EXERCISE PROMPT: In the listing below, identify each line with the word "María" and return those lines.

ENTRIES:
** BEGIN **

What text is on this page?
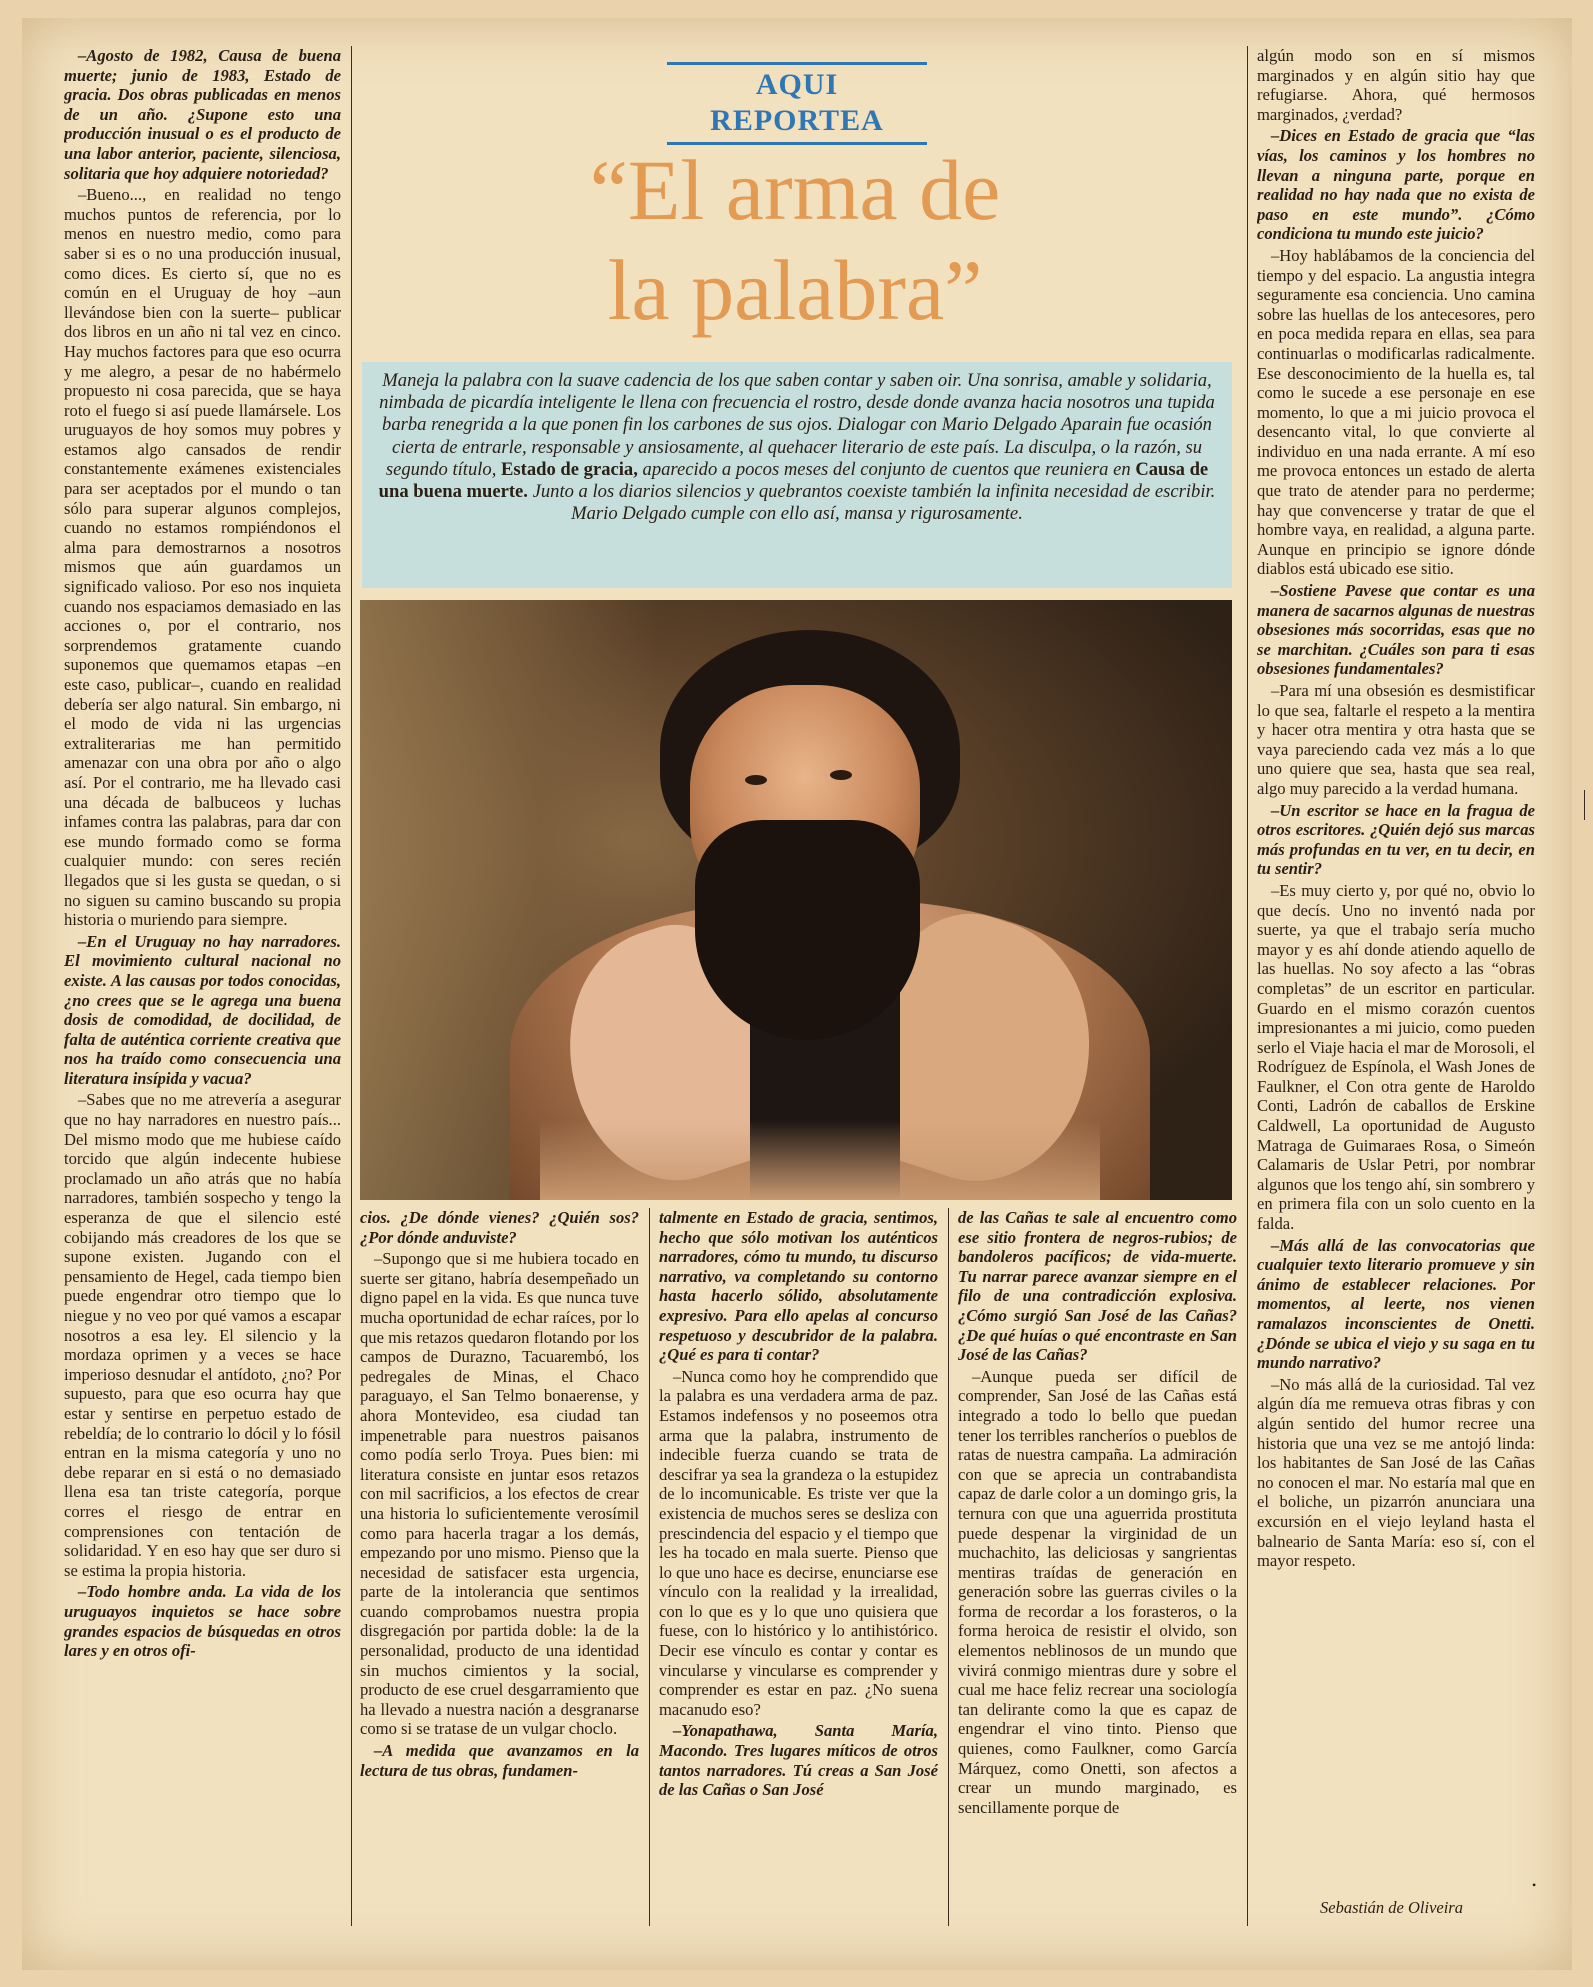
–Agosto de 1982, Causa de buena muerte; junio de 1983, Estado de gracia. Dos obras publicadas en menos de un año. ¿Supone esto una producción inusual o es el producto de una labor anterior, paciente, silenciosa, solitaria que hoy adquiere notoriedad?

–Bueno..., en realidad no tengo muchos puntos de referencia, por lo menos en nuestro medio, como para saber si es o no una producción inusual, como dices. Es cierto sí, que no es común en el Uruguay de hoy –aun llevándose bien con la suerte– publicar dos libros en un año ni tal vez en cinco. Hay muchos factores para que eso ocurra y me alegro, a pesar de no habérmelo propuesto ni cosa parecida, que se haya roto el fuego si así puede llamársele. Los uruguayos de hoy somos muy pobres y estamos algo cansados de rendir constantemente exámenes existenciales para ser aceptados por el mundo o tan sólo para superar algunos complejos, cuando no estamos rompiéndonos el alma para demostrarnos a nosotros mismos que aún guardamos un significado valioso. Por eso nos inquieta cuando nos espaciamos demasiado en las acciones o, por el contrario, nos sorprendemos gratamente cuando suponemos que quemamos etapas –en este caso, publicar–, cuando en realidad debería ser algo natural. Sin embargo, ni el modo de vida ni las urgencias extraliterarias me han permitido amenazar con una obra por año o algo así. Por el contrario, me ha llevado casi una década de balbuceos y luchas infames contra las palabras, para dar con ese mundo formado como se forma cualquier mundo: con seres recién llegados que si les gusta se quedan, o si no siguen su camino buscando su propia historia o muriendo para siempre.

–En el Uruguay no hay narradores. El movimiento cultural nacional no existe. A las causas por todos conocidas, ¿no crees que se le agrega una buena dosis de comodidad, de docilidad, de falta de auténtica corriente creativa que nos ha traído como consecuencia una literatura insípida y vacua?

–Sabes que no me atrevería a asegurar que no hay narradores en nuestro país... Del mismo modo que me hubiese caído torcido que algún indecente hubiese proclamado un año atrás que no había narradores, también sospecho y tengo la esperanza de que el silencio esté cobijando más creadores de los que se supone existen. Jugando con el pensamiento de Hegel, cada tiempo bien puede engendrar otro tiempo que lo niegue y no veo por qué vamos a escapar nosotros a esa ley. El silencio y la mordaza oprimen y a veces se hace imperioso desnudar el antídoto, ¿no? Por supuesto, para que eso ocurra hay que estar y sentirse en perpetuo estado de rebeldía; de lo contrario lo dócil y lo fósil entran en la misma categoría y uno no debe reparar en si está o no demasiado llena esa tan triste categoría, porque corres el riesgo de entrar en comprensiones con tentación de solidaridad. Y en eso hay que ser duro si se estima la propia historia.

–Todo hombre anda. La vida de los uruguayos inquietos se hace sobre grandes espacios de búsquedas en otros lares y en otros ofi-

AQUI REPORTEA
“El arma de
la palabra”
Maneja la palabra con la suave cadencia de los que saben contar y saben oir. Una sonrisa, amable y solidaria, nimbada de picardía inteligente le llena con frecuencia el rostro, desde donde avanza hacia nosotros una tupida barba renegrida a la que ponen fin los carbones de sus ojos. Dialogar con Mario Delgado Aparain fue ocasión cierta de entrarle, responsable y ansiosamente, al quehacer literario de este país. La disculpa, o la razón, su segundo título, Estado de gracia, aparecido a pocos meses del conjunto de cuentos que reuniera en Causa de una buena muerte. Junto a los diarios silencios y quebrantos coexiste también la infinita necesidad de escribir. Mario Delgado cumple con ello así, mansa y rigurosamente.

cios. ¿De dónde vienes? ¿Quién sos? ¿Por dónde anduviste?

–Supongo que si me hubiera tocado en suerte ser gitano, habría desempeñado un digno papel en la vida. Es que nunca tuve mucha oportunidad de echar raíces, por lo que mis retazos quedaron flotando por los campos de Durazno, Tacuarembó, los pedregales de Minas, el Chaco paraguayo, el San Telmo bonaerense, y ahora Montevideo, esa ciudad tan impenetrable para nuestros paisanos como podía serlo Troya. Pues bien: mi literatura consiste en juntar esos retazos con mil sacrificios, a los efectos de crear una historia lo suficientemente verosímil como para hacerla tragar a los demás, empezando por uno mismo. Pienso que la necesidad de satisfacer esta urgencia, parte de la intolerancia que sentimos cuando comprobamos nuestra propia disgregación por partida doble: la de la personalidad, producto de una identidad sin muchos cimientos y la social, producto de ese cruel desgarramiento que ha llevado a nuestra nación a desgranarse como si se tratase de un vulgar choclo.

–A medida que avanzamos en la lectura de tus obras, fundamen-

talmente en Estado de gracia, sentimos, hecho que sólo motivan los auténticos narradores, cómo tu mundo, tu discurso narrativo, va completando su contorno hasta hacerlo sólido, absolutamente expresivo. Para ello apelas al concurso respetuoso y descubridor de la palabra. ¿Qué es para ti contar?

–Nunca como hoy he comprendido que la palabra es una verdadera arma de paz. Estamos indefensos y no poseemos otra arma que la palabra, instrumento de indecible fuerza cuando se trata de descifrar ya sea la grandeza o la estupidez de lo incomunicable. Es triste ver que la existencia de muchos seres se desliza con prescindencia del espacio y el tiempo que les ha tocado en mala suerte. Pienso que lo que uno hace es decirse, enunciarse ese vínculo con la realidad y la irrealidad, con lo que es y lo que uno quisiera que fuese, con lo histórico y lo antihistórico. Decir ese vínculo es contar y contar es vincularse y vincularse es comprender y comprender es estar en paz. ¿No suena macanudo eso?

–Yonapathawa, Santa María, Macondo. Tres lugares míticos de otros tantos narradores. Tú creas a San José de las Cañas o San José

de las Cañas te sale al encuentro como ese sitio frontera de negros-rubios; de bandoleros pacíficos; de vida-muerte. Tu narrar parece avanzar siempre en el filo de una contradicción explosiva. ¿Cómo surgió San José de las Cañas? ¿De qué huías o qué encontraste en San José de las Cañas?

–Aunque pueda ser difícil de comprender, San José de las Cañas está integrado a todo lo bello que puedan tener los terribles rancheríos o pueblos de ratas de nuestra campaña. La admiración con que se aprecia un contrabandista capaz de darle color a un domingo gris, la ternura con que una aguerrida prostituta puede despenar la virginidad de un muchachito, las deliciosas y sangrientas mentiras traídas de generación en generación sobre las guerras civiles o la forma de recordar a los forasteros, o la forma heroica de resistir el olvido, son elementos neblinosos de un mundo que vivirá conmigo mientras dure y sobre el cual me hace feliz recrear una sociología tan delirante como la que es capaz de engendrar el vino tinto. Pienso que quienes, como Faulkner, como García Márquez, como Onetti, son afectos a crear un mundo marginado, es sencillamente porque de

algún modo son en sí mismos marginados y en algún sitio hay que refugiarse. Ahora, qué hermosos marginados, ¿verdad?

–Dices en Estado de gracia que “las vías, los caminos y los hombres no llevan a ninguna parte, porque en realidad no hay nada que no exista de paso en este mundo”. ¿Cómo condiciona tu mundo este juicio?

–Hoy hablábamos de la conciencia del tiempo y del espacio. La angustia integra seguramente esa conciencia. Uno camina sobre las huellas de los antecesores, pero en poca medida repara en ellas, sea para continuarlas o modificarlas radicalmente. Ese desconocimiento de la huella es, tal como le sucede a ese personaje en ese momento, lo que a mi juicio provoca el desencanto vital, lo que convierte al individuo en una nada errante. A mí eso me provoca entonces un estado de alerta que trato de atender para no perderme; hay que convencerse y tratar de que el hombre vaya, en realidad, a alguna parte. Aunque en principio se ignore dónde diablos está ubicado ese sitio.

–Sostiene Pavese que contar es una manera de sacarnos algunas de nuestras obsesiones más socorridas, esas que no se marchitan. ¿Cuáles son para ti esas obsesiones fundamentales?

–Para mí una obsesión es desmistificar lo que sea, faltarle el respeto a la mentira y hacer otra mentira y otra hasta que se vaya pareciendo cada vez más a lo que uno quiere que sea, hasta que sea real, algo muy parecido a la verdad humana.

–Un escritor se hace en la fragua de otros escritores. ¿Quién dejó sus marcas más profundas en tu ver, en tu decir, en tu sentir?

–Es muy cierto y, por qué no, obvio lo que decís. Uno no inventó nada por suerte, ya que el trabajo sería mucho mayor y es ahí donde atiendo aquello de las huellas. No soy afecto a las “obras completas” de un escritor en particular. Guardo en el mismo corazón cuentos impresionantes a mi juicio, como pueden serlo el Viaje hacia el mar de Morosoli, el Rodríguez de Espínola, el Wash Jones de Faulkner, el Con otra gente de Haroldo Conti, Ladrón de caballos de Erskine Caldwell, La oportunidad de Augusto Matraga de Guimaraes Rosa, o Simeón Calamaris de Uslar Petri, por nombrar algunos que los tengo ahí, sin sombrero y en primera fila con un solo cuento en la falda.

–Más allá de las convocatorias que cualquier texto literario promueve y sin ánimo de establecer relaciones. Por momentos, al leerte, nos vienen ramalazos inconscientes de Onetti. ¿Dónde se ubica el viejo y su saga en tu mundo narrativo?

–No más allá de la curiosidad. Tal vez algún día me remueva otras fibras y con algún sentido del humor recree una historia que una vez se me antojó linda: los habitantes de San José de las Cañas no conocen el mar. No estaría mal que en el boliche, un pizarrón anunciara una excursión en el viejo leyland hasta el balneario de Santa María: eso sí, con el mayor respeto.

•
Sebastián de Oliveira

** END **

ANSWER TO THE EXERCISE:
–Yonapathawa, Santa María, Macondo. Tres lugares míticos de otros tantos narradores. Tú creas a San José de las Cañas o San José
–No más allá de la curiosidad. Tal vez algún día me remueva otras fibras y con algún sentido del humor recree una historia que una vez se me antojó linda: los habitantes de San José de las Cañas no conocen el mar. No estaría mal que en el boliche, un pizarrón anunciara una excursión en el viejo leyland hasta el balneario de Santa María: eso sí, con el mayor respeto.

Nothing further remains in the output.